* Task requirements *
Any pictures in the records below should be skipped; write out everything else exactly.

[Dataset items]
::::::::

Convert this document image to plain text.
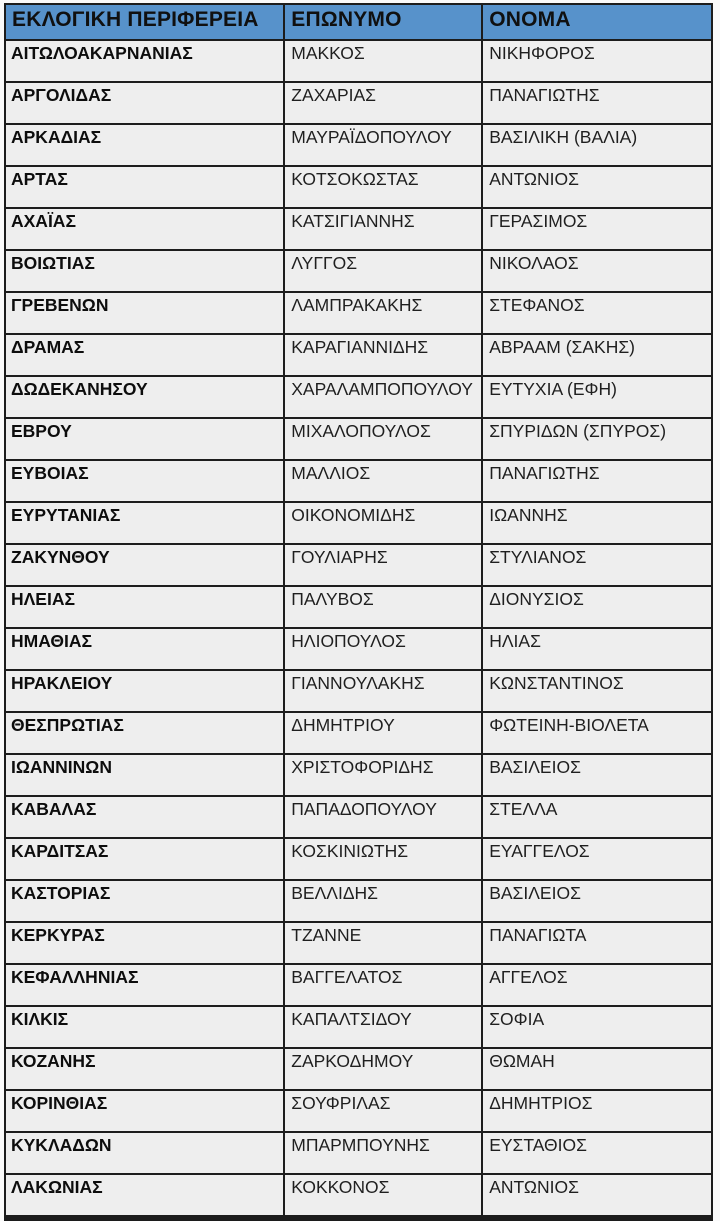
ΕΚΛΟΓΙΚΗ ΠΕΡΙΦΕΡΕΙΑ	ΕΠΩΝΥΜΟ	ΟΝΟΜΑ
ΑΙΤΩΛΟΑΚΑΡΝΑΝΙΑΣ	ΜΑΚΚΟΣ	ΝΙΚΗΦΟΡΟΣ
ΑΡΓΟΛΙΔΑΣ	ΖΑΧΑΡΙΑΣ	ΠΑΝΑΓΙΩΤΗΣ
ΑΡΚΑΔΙΑΣ	ΜΑΥΡΑΪΔΟΠΟΥΛΟΥ	ΒΑΣΙΛΙΚΗ (ΒΑΛΙΑ)
ΑΡΤΑΣ	ΚΟΤΣΟΚΩΣΤΑΣ	ΑΝΤΩΝΙΟΣ
ΑΧΑΪΑΣ	ΚΑΤΣΙΓΙΑΝΝΗΣ	ΓΕΡΑΣΙΜΟΣ
ΒΟΙΩΤΙΑΣ	ΛΥΓΓΟΣ	ΝΙΚΟΛΑΟΣ
ΓΡΕΒΕΝΩΝ	ΛΑΜΠΡΑΚΑΚΗΣ	ΣΤΕΦΑΝΟΣ
ΔΡΑΜΑΣ	ΚΑΡΑΓΙΑΝΝΙΔΗΣ	ΑΒΡΑΑΜ (ΣΑΚΗΣ)
ΔΩΔΕΚΑΝΗΣΟΥ	ΧΑΡΑΛΑΜΠΟΠΟΥΛΟΥ	ΕΥΤΥΧΙΑ (ΕΦΗ)
ΕΒΡΟΥ	ΜΙΧΑΛΟΠΟΥΛΟΣ	ΣΠΥΡΙΔΩΝ (ΣΠΥΡΟΣ)
ΕΥΒΟΙΑΣ	ΜΑΛΛΙΟΣ	ΠΑΝΑΓΙΩΤΗΣ
ΕΥΡΥΤΑΝΙΑΣ	ΟΙΚΟΝΟΜΙΔΗΣ	ΙΩΑΝΝΗΣ
ΖΑΚΥΝΘΟΥ	ΓΟΥΛΙΑΡΗΣ	ΣΤΥΛΙΑΝΟΣ
ΗΛΕΙΑΣ	ΠΑΛΥΒΟΣ	ΔΙΟΝΥΣΙΟΣ
ΗΜΑΘΙΑΣ	ΗΛΙΟΠΟΥΛΟΣ	ΗΛΙΑΣ
ΗΡΑΚΛΕΙΟΥ	ΓΙΑΝΝΟΥΛΑΚΗΣ	ΚΩΝΣΤΑΝΤΙΝΟΣ
ΘΕΣΠΡΩΤΙΑΣ	ΔΗΜΗΤΡΙΟΥ	ΦΩΤΕΙΝΗ-ΒΙΟΛΕΤΑ
ΙΩΑΝΝΙΝΩΝ	ΧΡΙΣΤΟΦΟΡΙΔΗΣ	ΒΑΣΙΛΕΙΟΣ
ΚΑΒΑΛΑΣ	ΠΑΠΑΔΟΠΟΥΛΟΥ	ΣΤΕΛΛΑ
ΚΑΡΔΙΤΣΑΣ	ΚΟΣΚΙΝΙΩΤΗΣ	ΕΥΑΓΓΕΛΟΣ
ΚΑΣΤΟΡΙΑΣ	ΒΕΛΛΙΔΗΣ	ΒΑΣΙΛΕΙΟΣ
ΚΕΡΚΥΡΑΣ	ΤΖΑΝΝΕ	ΠΑΝΑΓΙΩΤΑ
ΚΕΦΑΛΛΗΝΙΑΣ	ΒΑΓΓΕΛΑΤΟΣ	ΑΓΓΕΛΟΣ
ΚΙΛΚΙΣ	ΚΑΠΑΛΤΣΙΔΟΥ	ΣΟΦΙΑ
ΚΟΖΑΝΗΣ	ΖΑΡΚΟΔΗΜΟΥ	ΘΩΜΑΗ
ΚΟΡΙΝΘΙΑΣ	ΣΟΥΦΡΙΛΑΣ	ΔΗΜΗΤΡΙΟΣ
ΚΥΚΛΑΔΩΝ	ΜΠΑΡΜΠΟΥΝΗΣ	ΕΥΣΤΑΘΙΟΣ
ΛΑΚΩΝΙΑΣ	ΚΟΚΚΟΝΟΣ	ΑΝΤΩΝΙΟΣ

::::::::

* Answer for the task *
Convert this document image to plain text.
ΕΚΛΟΓΙΚΗ ΠΕΡΙΦΕΡΕΙΑ	ΕΠΩΝΥΜΟ	ΟΝΟΜΑ
ΑΙΤΩΛΟΑΚΑΡΝΑΝΙΑΣ	ΜΑΚΚΟΣ	ΝΙΚΗΦΟΡΟΣ
ΑΡΓΟΛΙΔΑΣ	ΖΑΧΑΡΙΑΣ	ΠΑΝΑΓΙΩΤΗΣ
ΑΡΚΑΔΙΑΣ	ΜΑΥΡΑΪΔΟΠΟΥΛΟΥ	ΒΑΣΙΛΙΚΗ (ΒΑΛΙΑ)
ΑΡΤΑΣ	ΚΟΤΣΟΚΩΣΤΑΣ	ΑΝΤΩΝΙΟΣ
ΑΧΑΪΑΣ	ΚΑΤΣΙΓΙΑΝΝΗΣ	ΓΕΡΑΣΙΜΟΣ
ΒΟΙΩΤΙΑΣ	ΛΥΓΓΟΣ	ΝΙΚΟΛΑΟΣ
ΓΡΕΒΕΝΩΝ	ΛΑΜΠΡΑΚΑΚΗΣ	ΣΤΕΦΑΝΟΣ
ΔΡΑΜΑΣ	ΚΑΡΑΓΙΑΝΝΙΔΗΣ	ΑΒΡΑΑΜ (ΣΑΚΗΣ)
ΔΩΔΕΚΑΝΗΣΟΥ	ΧΑΡΑΛΑΜΠΟΠΟΥΛΟΥ	ΕΥΤΥΧΙΑ (ΕΦΗ)
ΕΒΡΟΥ	ΜΙΧΑΛΟΠΟΥΛΟΣ	ΣΠΥΡΙΔΩΝ (ΣΠΥΡΟΣ)
ΕΥΒΟΙΑΣ	ΜΑΛΛΙΟΣ	ΠΑΝΑΓΙΩΤΗΣ
ΕΥΡΥΤΑΝΙΑΣ	ΟΙΚΟΝΟΜΙΔΗΣ	ΙΩΑΝΝΗΣ
ΖΑΚΥΝΘΟΥ	ΓΟΥΛΙΑΡΗΣ	ΣΤΥΛΙΑΝΟΣ
ΗΛΕΙΑΣ	ΠΑΛΥΒΟΣ	ΔΙΟΝΥΣΙΟΣ
ΗΜΑΘΙΑΣ	ΗΛΙΟΠΟΥΛΟΣ	ΗΛΙΑΣ
ΗΡΑΚΛΕΙΟΥ	ΓΙΑΝΝΟΥΛΑΚΗΣ	ΚΩΝΣΤΑΝΤΙΝΟΣ
ΘΕΣΠΡΩΤΙΑΣ	ΔΗΜΗΤΡΙΟΥ	ΦΩΤΕΙΝΗ-ΒΙΟΛΕΤΑ
ΙΩΑΝΝΙΝΩΝ	ΧΡΙΣΤΟΦΟΡΙΔΗΣ	ΒΑΣΙΛΕΙΟΣ
ΚΑΒΑΛΑΣ	ΠΑΠΑΔΟΠΟΥΛΟΥ	ΣΤΕΛΛΑ
ΚΑΡΔΙΤΣΑΣ	ΚΟΣΚΙΝΙΩΤΗΣ	ΕΥΑΓΓΕΛΟΣ
ΚΑΣΤΟΡΙΑΣ	ΒΕΛΛΙΔΗΣ	ΒΑΣΙΛΕΙΟΣ
ΚΕΡΚΥΡΑΣ	ΤΖΑΝΝΕ	ΠΑΝΑΓΙΩΤΑ
ΚΕΦΑΛΛΗΝΙΑΣ	ΒΑΓΓΕΛΑΤΟΣ	ΑΓΓΕΛΟΣ
ΚΙΛΚΙΣ	ΚΑΠΑΛΤΣΙΔΟΥ	ΣΟΦΙΑ
ΚΟΖΑΝΗΣ	ΖΑΡΚΟΔΗΜΟΥ	ΘΩΜΑΗ
ΚΟΡΙΝΘΙΑΣ	ΣΟΥΦΡΙΛΑΣ	ΔΗΜΗΤΡΙΟΣ
ΚΥΚΛΑΔΩΝ	ΜΠΑΡΜΠΟΥΝΗΣ	ΕΥΣΤΑΘΙΟΣ
ΛΑΚΩΝΙΑΣ	ΚΟΚΚΟΝΟΣ	ΑΝΤΩΝΙΟΣ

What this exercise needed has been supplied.